[START SUPPLIED MATERIAL]
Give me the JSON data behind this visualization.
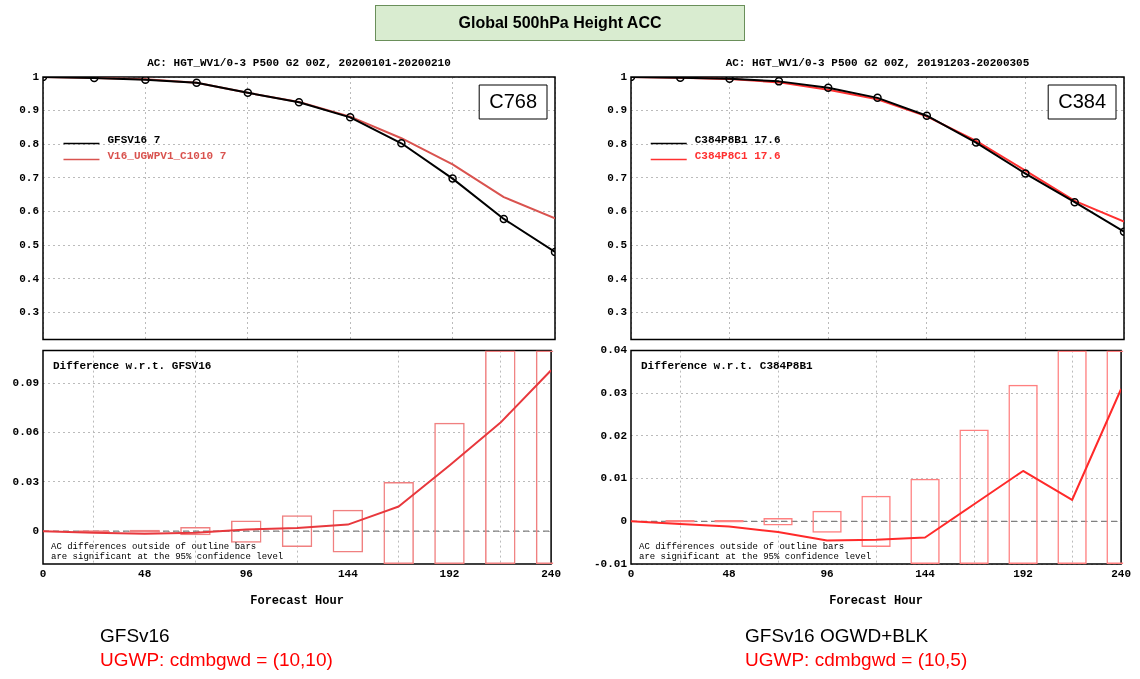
{
  "chart_data": [
    {
      "type": "other",
      "title": "Global 500hPa Height ACC"
    },
    {
      "type": "line",
      "title": "AC: HGT_WV1/0-3 P500 G2 00Z, 20200101-20200210",
      "x": [
        0,
        24,
        48,
        72,
        96,
        120,
        144,
        168,
        192,
        216,
        240
      ],
      "series": [
        {
          "name": "GFSV16 7",
          "color": "#000000",
          "marker": "circle",
          "values": [
            1,
            0.997,
            0.992,
            0.983,
            0.953,
            0.925,
            0.88,
            0.803,
            0.698,
            0.578,
            0.48
          ]
        },
        {
          "name": "V16_UGWPV1_C1010 7",
          "color": "#d9534f",
          "values": [
            1,
            0.997,
            0.993,
            0.983,
            0.953,
            0.926,
            0.882,
            0.818,
            0.74,
            0.643,
            0.58
          ]
        }
      ],
      "xlim": [
        0,
        240
      ],
      "xticks": [
        0,
        48,
        96,
        144,
        192,
        240
      ],
      "ylim": [
        0.22,
        1
      ],
      "yticks": [
        0.3,
        0.4,
        0.5,
        0.6,
        0.7,
        0.8,
        0.9,
        1
      ],
      "grid": true,
      "legend": "top left",
      "tick_labels": "y",
      "annotations": [
        "C768"
      ]
    },
    {
      "type": "line",
      "x": [
        0,
        24,
        48,
        72,
        96,
        120,
        144,
        168,
        192,
        216,
        240
      ],
      "series": [
        {
          "type": "bar",
          "color": "#f08080",
          "x": [
            24,
            48,
            72,
            96,
            120,
            144,
            168,
            192,
            216,
            240
          ],
          "base": [
            -0.0005,
            -0.0008,
            -0.0025,
            -0.007,
            -0.0097,
            -0.013,
            -0.02,
            -0.02,
            -0.02,
            -0.02
          ],
          "values": [
            0.001,
            0.0016,
            0.005,
            0.0135,
            0.0194,
            0.026,
            0.05,
            0.086,
            0.13,
            0.13
          ]
        },
        {
          "color": "#e8383d",
          "values": [
            0,
            -0.001,
            -0.0015,
            -0.001,
            0.001,
            0.002,
            0.004,
            0.015,
            0.04,
            0.066,
            0.098
          ]
        }
      ],
      "xlim": [
        0,
        240
      ],
      "xticks": [
        0,
        48,
        96,
        144,
        192,
        240
      ],
      "xlabel": "Forecast Hour",
      "ylim": [
        -0.02,
        0.11
      ],
      "yticks": [
        0,
        0.03,
        0.06,
        0.09
      ],
      "grid": true,
      "ref_lines": [
        {
          "axis": "y",
          "value": 0,
          "color": "#808080",
          "line_style": "dashed"
        }
      ],
      "annotations": [
        "Difference w.r.t. GFSV16",
        "AC differences outside of outline bars\nare significant at the 95% confidence level",
        "GFSv16",
        "UGWP: cdmbgwd = (10,10)"
      ]
    },
    {
      "type": "line",
      "title": "AC: HGT_WV1/0-3 P500 G2 00Z, 20191203-20200305",
      "x": [
        0,
        24,
        48,
        72,
        96,
        120,
        144,
        168,
        192,
        216,
        240
      ],
      "series": [
        {
          "name": "C384P8B1 17.6",
          "color": "#000000",
          "marker": "circle",
          "values": [
            1,
            0.998,
            0.995,
            0.987,
            0.968,
            0.938,
            0.885,
            0.805,
            0.713,
            0.628,
            0.54
          ]
        },
        {
          "name": "C384P8C1 17.6",
          "color": "#ff3030",
          "values": [
            1,
            0.998,
            0.994,
            0.984,
            0.962,
            0.934,
            0.883,
            0.81,
            0.722,
            0.632,
            0.57
          ]
        }
      ],
      "xlim": [
        0,
        240
      ],
      "xticks": [
        0,
        48,
        96,
        144,
        192,
        240
      ],
      "ylim": [
        0.22,
        1
      ],
      "yticks": [
        0.3,
        0.4,
        0.5,
        0.6,
        0.7,
        0.8,
        0.9,
        1
      ],
      "grid": true,
      "legend": "top left",
      "tick_labels": "y",
      "annotations": [
        "C384"
      ]
    },
    {
      "type": "line",
      "x": [
        0,
        24,
        48,
        72,
        96,
        120,
        144,
        168,
        192,
        216,
        240
      ],
      "series": [
        {
          "type": "bar",
          "color": "#ff8080",
          "x": [
            24,
            48,
            72,
            96,
            120,
            144,
            168,
            192,
            216,
            240
          ],
          "base": [
            -0.0003,
            -0.0003,
            -0.001,
            -0.0027,
            -0.006,
            -0.01,
            -0.01,
            -0.01,
            -0.01,
            -0.01
          ],
          "values": [
            0.0006,
            0.0006,
            0.0018,
            0.0052,
            0.012,
            0.02,
            0.0315,
            0.042,
            0.05,
            0.05
          ]
        },
        {
          "color": "#ff2a2a",
          "values": [
            0,
            -0.0006,
            -0.0012,
            -0.0025,
            -0.0045,
            -0.0043,
            -0.0038,
            0.004,
            0.0118,
            0.005,
            0.031
          ]
        }
      ],
      "xlim": [
        0,
        240
      ],
      "xticks": [
        0,
        48,
        96,
        144,
        192,
        240
      ],
      "xlabel": "Forecast Hour",
      "ylim": [
        -0.01,
        0.04
      ],
      "yticks": [
        -0.01,
        0,
        0.01,
        0.02,
        0.03,
        0.04
      ],
      "grid": true,
      "ref_lines": [
        {
          "axis": "y",
          "value": 0,
          "color": "#808080",
          "line_style": "dashed"
        }
      ],
      "annotations": [
        "Difference w.r.t. C384P8B1",
        "AC differences outside of outline bars\nare significant at the 95% confidence level",
        "GFSv16 OGWD+BLK",
        "UGWP: cdmbgwd = (10,5)"
      ]
    }
  ]
}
[END SUPPLIED MATERIAL]
WHAT IS NEEDED:
Set down every record once more, word for word, without pictures.

RESULT:
Give me the JSON data behind this visualization.
{
  "chart_data": [
    {
      "type": "other",
      "title": "Global 500hPa Height ACC"
    },
    {
      "type": "line",
      "title": "AC: HGT_WV1/0-3 P500 G2 00Z, 20200101-20200210",
      "x": [
        0,
        24,
        48,
        72,
        96,
        120,
        144,
        168,
        192,
        216,
        240
      ],
      "series": [
        {
          "name": "GFSV16 7",
          "color": "#000000",
          "marker": "circle",
          "values": [
            1,
            0.997,
            0.992,
            0.983,
            0.953,
            0.925,
            0.88,
            0.803,
            0.698,
            0.578,
            0.48
          ]
        },
        {
          "name": "V16_UGWPV1_C1010 7",
          "color": "#d9534f",
          "values": [
            1,
            0.997,
            0.993,
            0.983,
            0.953,
            0.926,
            0.882,
            0.818,
            0.74,
            0.643,
            0.58
          ]
        }
      ],
      "xlim": [
        0,
        240
      ],
      "xticks": [
        0,
        48,
        96,
        144,
        192,
        240
      ],
      "ylim": [
        0.22,
        1
      ],
      "yticks": [
        0.3,
        0.4,
        0.5,
        0.6,
        0.7,
        0.8,
        0.9,
        1
      ],
      "grid": true,
      "legend": "top left",
      "tick_labels": "y",
      "annotations": [
        "C768"
      ]
    },
    {
      "type": "line",
      "x": [
        0,
        24,
        48,
        72,
        96,
        120,
        144,
        168,
        192,
        216,
        240
      ],
      "series": [
        {
          "type": "bar",
          "color": "#f08080",
          "x": [
            24,
            48,
            72,
            96,
            120,
            144,
            168,
            192,
            216,
            240
          ],
          "base": [
            -0.0005,
            -0.0008,
            -0.0025,
            -0.007,
            -0.0097,
            -0.013,
            -0.02,
            -0.02,
            -0.02,
            -0.02
          ],
          "values": [
            0.001,
            0.0016,
            0.005,
            0.0135,
            0.0194,
            0.026,
            0.05,
            0.086,
            0.13,
            0.13
          ]
        },
        {
          "color": "#e8383d",
          "values": [
            0,
            -0.001,
            -0.0015,
            -0.001,
            0.001,
            0.002,
            0.004,
            0.015,
            0.04,
            0.066,
            0.098
          ]
        }
      ],
      "xlim": [
        0,
        240
      ],
      "xticks": [
        0,
        48,
        96,
        144,
        192,
        240
      ],
      "xlabel": "Forecast Hour",
      "ylim": [
        -0.02,
        0.11
      ],
      "yticks": [
        0,
        0.03,
        0.06,
        0.09
      ],
      "grid": true,
      "ref_lines": [
        {
          "axis": "y",
          "value": 0,
          "color": "#808080",
          "line_style": "dashed"
        }
      ],
      "annotations": [
        "Difference w.r.t. GFSV16",
        "AC differences outside of outline bars\nare significant at the 95% confidence level",
        "GFSv16",
        "UGWP: cdmbgwd = (10,10)"
      ]
    },
    {
      "type": "line",
      "title": "AC: HGT_WV1/0-3 P500 G2 00Z, 20191203-20200305",
      "x": [
        0,
        24,
        48,
        72,
        96,
        120,
        144,
        168,
        192,
        216,
        240
      ],
      "series": [
        {
          "name": "C384P8B1 17.6",
          "color": "#000000",
          "marker": "circle",
          "values": [
            1,
            0.998,
            0.995,
            0.987,
            0.968,
            0.938,
            0.885,
            0.805,
            0.713,
            0.628,
            0.54
          ]
        },
        {
          "name": "C384P8C1 17.6",
          "color": "#ff3030",
          "values": [
            1,
            0.998,
            0.994,
            0.984,
            0.962,
            0.934,
            0.883,
            0.81,
            0.722,
            0.632,
            0.57
          ]
        }
      ],
      "xlim": [
        0,
        240
      ],
      "xticks": [
        0,
        48,
        96,
        144,
        192,
        240
      ],
      "ylim": [
        0.22,
        1
      ],
      "yticks": [
        0.3,
        0.4,
        0.5,
        0.6,
        0.7,
        0.8,
        0.9,
        1
      ],
      "grid": true,
      "legend": "top left",
      "tick_labels": "y",
      "annotations": [
        "C384"
      ]
    },
    {
      "type": "line",
      "x": [
        0,
        24,
        48,
        72,
        96,
        120,
        144,
        168,
        192,
        216,
        240
      ],
      "series": [
        {
          "type": "bar",
          "color": "#ff8080",
          "x": [
            24,
            48,
            72,
            96,
            120,
            144,
            168,
            192,
            216,
            240
          ],
          "base": [
            -0.0003,
            -0.0003,
            -0.001,
            -0.0027,
            -0.006,
            -0.01,
            -0.01,
            -0.01,
            -0.01,
            -0.01
          ],
          "values": [
            0.0006,
            0.0006,
            0.0018,
            0.0052,
            0.012,
            0.02,
            0.0315,
            0.042,
            0.05,
            0.05
          ]
        },
        {
          "color": "#ff2a2a",
          "values": [
            0,
            -0.0006,
            -0.0012,
            -0.0025,
            -0.0045,
            -0.0043,
            -0.0038,
            0.004,
            0.0118,
            0.005,
            0.031
          ]
        }
      ],
      "xlim": [
        0,
        240
      ],
      "xticks": [
        0,
        48,
        96,
        144,
        192,
        240
      ],
      "xlabel": "Forecast Hour",
      "ylim": [
        -0.01,
        0.04
      ],
      "yticks": [
        -0.01,
        0,
        0.01,
        0.02,
        0.03,
        0.04
      ],
      "grid": true,
      "ref_lines": [
        {
          "axis": "y",
          "value": 0,
          "color": "#808080",
          "line_style": "dashed"
        }
      ],
      "annotations": [
        "Difference w.r.t. C384P8B1",
        "AC differences outside of outline bars\nare significant at the 95% confidence level",
        "GFSv16 OGWD+BLK",
        "UGWP: cdmbgwd = (10,5)"
      ]
    }
  ]
}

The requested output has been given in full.